**Stated task:** Lay out every line of the listing below as a Markdown table with the columns Row and Line, numbering the rows and skipping blank lines. Leave the pictures out.

— start of Raw data —

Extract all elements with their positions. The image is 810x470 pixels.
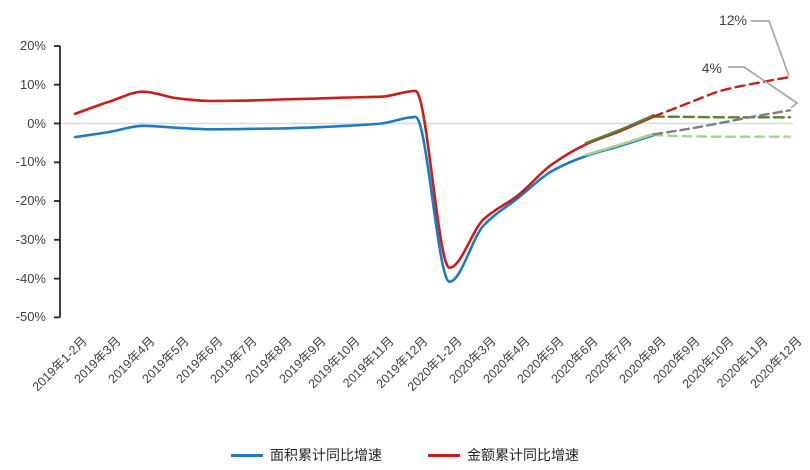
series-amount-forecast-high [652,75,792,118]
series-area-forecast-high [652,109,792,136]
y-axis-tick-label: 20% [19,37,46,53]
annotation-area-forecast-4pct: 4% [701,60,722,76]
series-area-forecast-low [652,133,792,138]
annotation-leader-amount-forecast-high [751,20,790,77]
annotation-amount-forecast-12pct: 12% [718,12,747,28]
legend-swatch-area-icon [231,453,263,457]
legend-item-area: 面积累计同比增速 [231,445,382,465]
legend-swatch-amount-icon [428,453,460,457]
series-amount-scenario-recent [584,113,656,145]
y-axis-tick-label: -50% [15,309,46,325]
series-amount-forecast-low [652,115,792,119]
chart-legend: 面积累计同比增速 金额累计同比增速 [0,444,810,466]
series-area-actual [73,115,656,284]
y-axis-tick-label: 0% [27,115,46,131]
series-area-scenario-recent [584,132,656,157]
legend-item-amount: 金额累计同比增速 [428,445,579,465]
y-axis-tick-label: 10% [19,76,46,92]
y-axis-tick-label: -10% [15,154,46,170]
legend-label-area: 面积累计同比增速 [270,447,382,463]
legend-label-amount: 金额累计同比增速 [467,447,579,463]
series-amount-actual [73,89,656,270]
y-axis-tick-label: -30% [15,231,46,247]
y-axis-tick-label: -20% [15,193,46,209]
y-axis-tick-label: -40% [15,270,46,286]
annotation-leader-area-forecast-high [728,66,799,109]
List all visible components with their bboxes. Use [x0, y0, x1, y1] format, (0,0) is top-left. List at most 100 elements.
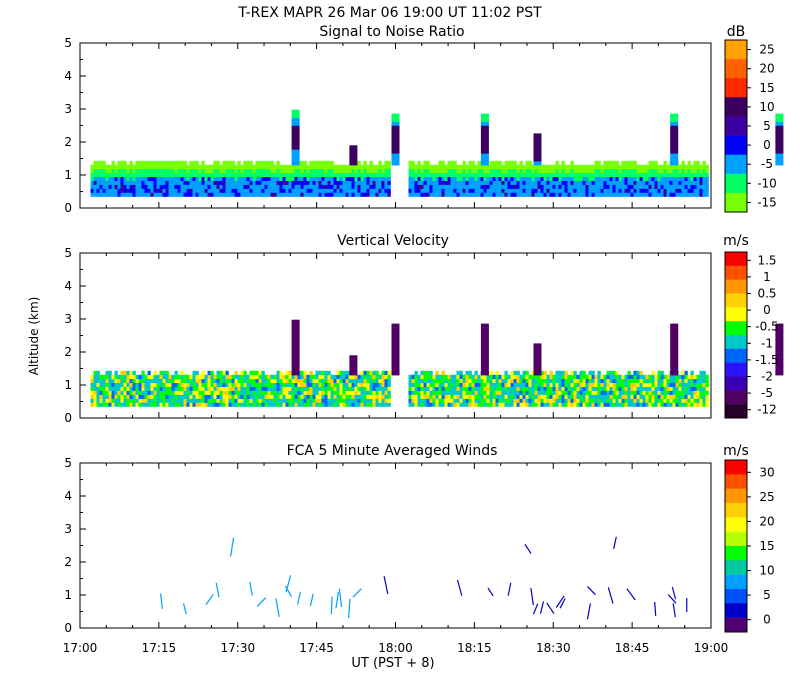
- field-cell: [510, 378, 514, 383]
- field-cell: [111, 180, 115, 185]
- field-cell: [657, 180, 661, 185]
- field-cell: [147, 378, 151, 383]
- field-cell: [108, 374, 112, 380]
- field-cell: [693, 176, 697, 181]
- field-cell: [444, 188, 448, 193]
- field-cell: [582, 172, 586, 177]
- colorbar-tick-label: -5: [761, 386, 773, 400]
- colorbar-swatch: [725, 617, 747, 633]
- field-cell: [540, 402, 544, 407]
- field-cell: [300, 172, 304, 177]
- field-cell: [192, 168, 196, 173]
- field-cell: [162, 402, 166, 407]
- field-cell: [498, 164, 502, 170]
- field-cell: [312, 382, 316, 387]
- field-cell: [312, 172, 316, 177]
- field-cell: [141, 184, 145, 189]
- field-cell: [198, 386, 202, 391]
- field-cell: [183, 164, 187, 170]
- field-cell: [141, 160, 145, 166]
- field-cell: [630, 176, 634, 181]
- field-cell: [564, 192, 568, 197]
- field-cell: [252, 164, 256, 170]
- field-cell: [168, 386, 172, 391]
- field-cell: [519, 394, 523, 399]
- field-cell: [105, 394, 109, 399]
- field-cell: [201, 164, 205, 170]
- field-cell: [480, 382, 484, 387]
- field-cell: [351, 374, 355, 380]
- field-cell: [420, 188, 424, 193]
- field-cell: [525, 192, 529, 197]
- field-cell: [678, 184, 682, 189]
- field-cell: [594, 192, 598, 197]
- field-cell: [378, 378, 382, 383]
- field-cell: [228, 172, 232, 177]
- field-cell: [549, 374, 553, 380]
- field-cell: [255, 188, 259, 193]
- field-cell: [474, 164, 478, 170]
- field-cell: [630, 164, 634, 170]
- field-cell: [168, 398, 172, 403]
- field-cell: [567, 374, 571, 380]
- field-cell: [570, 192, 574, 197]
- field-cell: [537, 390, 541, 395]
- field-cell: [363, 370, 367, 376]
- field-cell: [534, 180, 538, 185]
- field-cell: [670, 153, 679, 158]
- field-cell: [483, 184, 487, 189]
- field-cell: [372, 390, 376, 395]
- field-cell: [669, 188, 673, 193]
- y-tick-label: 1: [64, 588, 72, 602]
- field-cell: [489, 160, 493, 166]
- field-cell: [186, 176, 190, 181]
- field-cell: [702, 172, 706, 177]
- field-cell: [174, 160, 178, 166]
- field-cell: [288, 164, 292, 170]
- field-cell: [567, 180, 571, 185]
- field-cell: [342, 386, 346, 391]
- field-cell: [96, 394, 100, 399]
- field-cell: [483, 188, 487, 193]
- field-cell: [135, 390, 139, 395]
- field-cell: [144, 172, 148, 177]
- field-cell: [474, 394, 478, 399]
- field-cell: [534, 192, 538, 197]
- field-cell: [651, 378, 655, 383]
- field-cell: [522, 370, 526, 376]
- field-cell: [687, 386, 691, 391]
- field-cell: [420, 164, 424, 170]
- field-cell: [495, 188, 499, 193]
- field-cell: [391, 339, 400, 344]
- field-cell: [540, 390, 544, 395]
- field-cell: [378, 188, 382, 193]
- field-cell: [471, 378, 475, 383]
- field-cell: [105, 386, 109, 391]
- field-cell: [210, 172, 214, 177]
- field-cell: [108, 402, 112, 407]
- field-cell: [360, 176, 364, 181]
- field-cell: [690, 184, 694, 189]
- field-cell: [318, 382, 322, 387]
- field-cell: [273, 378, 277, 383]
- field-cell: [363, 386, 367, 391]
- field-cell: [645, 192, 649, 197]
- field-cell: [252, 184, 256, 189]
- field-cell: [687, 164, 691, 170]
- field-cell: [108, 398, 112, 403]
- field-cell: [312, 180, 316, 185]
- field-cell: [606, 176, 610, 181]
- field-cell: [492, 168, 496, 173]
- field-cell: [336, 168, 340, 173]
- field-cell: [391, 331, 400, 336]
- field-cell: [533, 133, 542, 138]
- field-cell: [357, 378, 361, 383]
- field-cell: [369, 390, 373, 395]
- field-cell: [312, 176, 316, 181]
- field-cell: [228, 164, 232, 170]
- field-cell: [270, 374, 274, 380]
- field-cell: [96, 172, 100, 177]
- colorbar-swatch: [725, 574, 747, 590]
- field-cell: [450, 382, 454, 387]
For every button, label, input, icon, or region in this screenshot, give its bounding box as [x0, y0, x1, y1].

— end of Raw data —

**Complete response:**
| Row | Line |
|---|---|
| 1 | Extract all elements with their positions. The image is 810x470 pixels. |
| 2 | series-amount-forecast-high [652,75,792,118] |
| 3 | series-area-forecast-high [652,109,792,136] |
| 4 | y-axis-tick-label: 20% [19,37,46,53] |
| 5 | annotation-area-forecast-4pct: 4% [701,60,722,76] |
| 6 | series-area-forecast-low [652,133,792,138] |
| 7 | annotation-leader-amount-forecast-high [751,20,790,77] |
| 8 | annotation-amount-forecast-12pct: 12% [718,12,747,28] |
| 9 | legend-swatch-area-icon [231,453,263,457] |
| 10 | legend-item-area: 面积累计同比增速 [231,445,382,465] |
| 11 | legend-swatch-amount-icon [428,453,460,457] |
| 12 | series-amount-scenario-recent [584,113,656,145] |
| 13 | y-axis-tick-label: -50% [15,309,46,325] |
| 14 | series-amount-forecast-low [652,115,792,119] |
| 15 | chart-legend: 面积累计同比增速 金额累计同比增速 [0,444,810,466] |
| 16 | series-area-actual [73,115,656,284] |
| 17 | y-axis-tick-label: 0% [27,115,46,131] |
| 18 | series-area-scenario-recent [584,132,656,157] |
| 19 | legend-item-amount: 金额累计同比增速 [428,445,579,465] |
| 20 | y-axis-tick-label: 10% [19,76,46,92] |
| 21 | y-axis-tick-label: -10% [15,154,46,170] |
| 22 | legend-label-area: 面积累计同比增速 [270,447,382,463] |
| 23 | legend-label-amount: 金额累计同比增速 [467,447,579,463] |
| 24 | series-amount-actual [73,89,656,270] |
| 25 | y-axis-tick-label: -30% [15,231,46,247] |
| 26 | y-axis-tick-label: -20% [15,193,46,209] |
| 27 | y-axis-tick-label: -40% [15,270,46,286] |
| 28 | annotation-leader-area-forecast-high [728,66,799,109] |
| 29 | List all visible components with their bboxes. Use [x0, y0, x1, y1] format, (0,0) is top-left. List at most 100 elements. |
| 30 | - field-cell: [510, 378, 514, 383] |
| 31 | - field-cell: [111, 180, 115, 185] |
| 32 | - field-cell: [657, 180, 661, 185] |
| 33 | - field-cell: [147, 378, 151, 383] |
| 34 | - field-cell: [108, 374, 112, 380] |
| 35 | - field-cell: [693, 176, 697, 181] |
| 36 | - field-cell: [444, 188, 448, 193] |
| 37 | - field-cell: [582, 172, 586, 177] |
| 38 | - colorbar-tick-label: -5: [761, 386, 773, 400] |
| 39 | - colorbar-swatch: [725, 617, 747, 633] |
| 40 | - field-cell: [540, 402, 544, 407] |
| 41 | - field-cell: [300, 172, 304, 177] |
| 42 | - field-cell: [192, 168, 196, 173] |
| 43 | - field-cell: [162, 402, 166, 407] |
| 44 | - field-cell: [498, 164, 502, 170] |
| 45 | - field-cell: [312, 382, 316, 387] |
| 46 | - field-cell: [312, 172, 316, 177] |
| 47 | - field-cell: [141, 184, 145, 189] |
| 48 | - field-cell: [198, 386, 202, 391] |
| 49 | - field-cell: [183, 164, 187, 170] |
| 50 | - field-cell: [141, 160, 145, 166] |
| 51 | - field-cell: [630, 176, 634, 181] |
| 52 | - field-cell: [564, 192, 568, 197] |
| 53 | - field-cell: [252, 164, 256, 170] |
| 54 | - field-cell: [168, 386, 172, 391] |
| 55 | - field-cell: [519, 394, 523, 399] |
| 56 | - field-cell: [105, 394, 109, 399] |
| 57 | - field-cell: [201, 164, 205, 170] |
| 58 | - field-cell: [480, 382, 484, 387] |
| 59 | - field-cell: [351, 374, 355, 380] |
| 60 | - field-cell: [420, 188, 424, 193] |
| 61 | - field-cell: [525, 192, 529, 197] |
| 62 | - field-cell: [678, 184, 682, 189] |
| 63 | - field-cell: [594, 192, 598, 197] |
| 64 | - field-cell: [378, 378, 382, 383] |
| 65 | - field-cell: [228, 172, 232, 177] |
| 66 | - field-cell: [549, 374, 553, 380] |
| 67 | - field-cell: [255, 188, 259, 193] |
| 68 | - field-cell: [474, 164, 478, 170] |
| 69 | - field-cell: [630, 164, 634, 170] |
| 70 | - field-cell: [168, 398, 172, 403] |
| 71 | - field-cell: [567, 374, 571, 380] |
| 72 | - field-cell: [570, 192, 574, 197] |
| 73 | - field-cell: [537, 390, 541, 395] |
| 74 | - field-cell: [363, 370, 367, 376] |
| 75 | - field-cell: [534, 180, 538, 185] |
| 76 | - field-cell: [670, 153, 679, 158] |
| 77 | - field-cell: [483, 184, 487, 189] |
| 78 | - field-cell: [372, 390, 376, 395] |
| 79 | - field-cell: [669, 188, 673, 193] |
| 80 | - y-tick-label: 1: [64, 588, 72, 602] |
| 81 | - field-cell: [489, 160, 493, 166] |
| 82 | - field-cell: [186, 176, 190, 181] |
| 83 | - field-cell: [702, 172, 706, 177] |
| 84 | - field-cell: [174, 160, 178, 166] |
| 85 | - field-cell: [288, 164, 292, 170] |
| 86 | - field-cell: [567, 180, 571, 185] |
| 87 | - field-cell: [342, 386, 346, 391] |
| 88 | - field-cell: [96, 394, 100, 399] |
| 89 | - field-cell: [483, 188, 487, 193] |
| 90 | - field-cell: [135, 390, 139, 395] |
| 91 | - field-cell: [144, 172, 148, 177] |
| 92 | - field-cell: [474, 394, 478, 399] |
| 93 | - field-cell: [534, 192, 538, 197] |
| 94 | - field-cell: [651, 378, 655, 383] |
| 95 | - field-cell: [522, 370, 526, 376] |
| 96 | - field-cell: [687, 386, 691, 391] |
| 97 | - field-cell: [420, 164, 424, 170] |
| 98 | - field-cell: [495, 188, 499, 193] |
| 99 | - field-cell: [391, 339, 400, 344] |
| 100 | - field-cell: [540, 390, 544, 395] |
| 101 | - field-cell: [378, 188, 382, 193] |
| 102 | - field-cell: [471, 378, 475, 383] |
| 103 | - field-cell: [105, 386, 109, 391] |
| 104 | - field-cell: [210, 172, 214, 177] |
| 105 | - field-cell: [108, 402, 112, 407] |
| 106 | - field-cell: [360, 176, 364, 181] |
| 107 | - field-cell: [690, 184, 694, 189] |
| 108 | - field-cell: [318, 382, 322, 387] |
| 109 | - field-cell: [273, 378, 277, 383] |
| 110 | - field-cell: [363, 386, 367, 391] |
| 111 | - field-cell: [645, 192, 649, 197] |
| 112 | - field-cell: [252, 184, 256, 189] |
| 113 | - field-cell: [687, 164, 691, 170] |
| 114 | - field-cell: [108, 398, 112, 403] |
| 115 | - field-cell: [312, 180, 316, 185] |
| 116 | - field-cell: [606, 176, 610, 181] |
| 117 | - field-cell: [492, 168, 496, 173] |
| 118 | - field-cell: [336, 168, 340, 173] |
| 119 | - field-cell: [391, 331, 400, 336] |
| 120 | - field-cell: [533, 133, 542, 138] |
| 121 | - field-cell: [357, 378, 361, 383] |
| 122 | - field-cell: [369, 390, 373, 395] |
| 123 | - field-cell: [312, 176, 316, 181] |
| 124 | - field-cell: [228, 164, 232, 170] |
| 125 | - field-cell: [270, 374, 274, 380] |
| 126 | - field-cell: [96, 172, 100, 177] |
| 127 | - colorbar-swatch: [725, 574, 747, 590] |
| 128 | - field-cell: [450, 382, 454, 387] |
| 129 | For every button, label, input, icon, or region in this screenshot, give its bounding box as [x0, y0, x1, y1]. |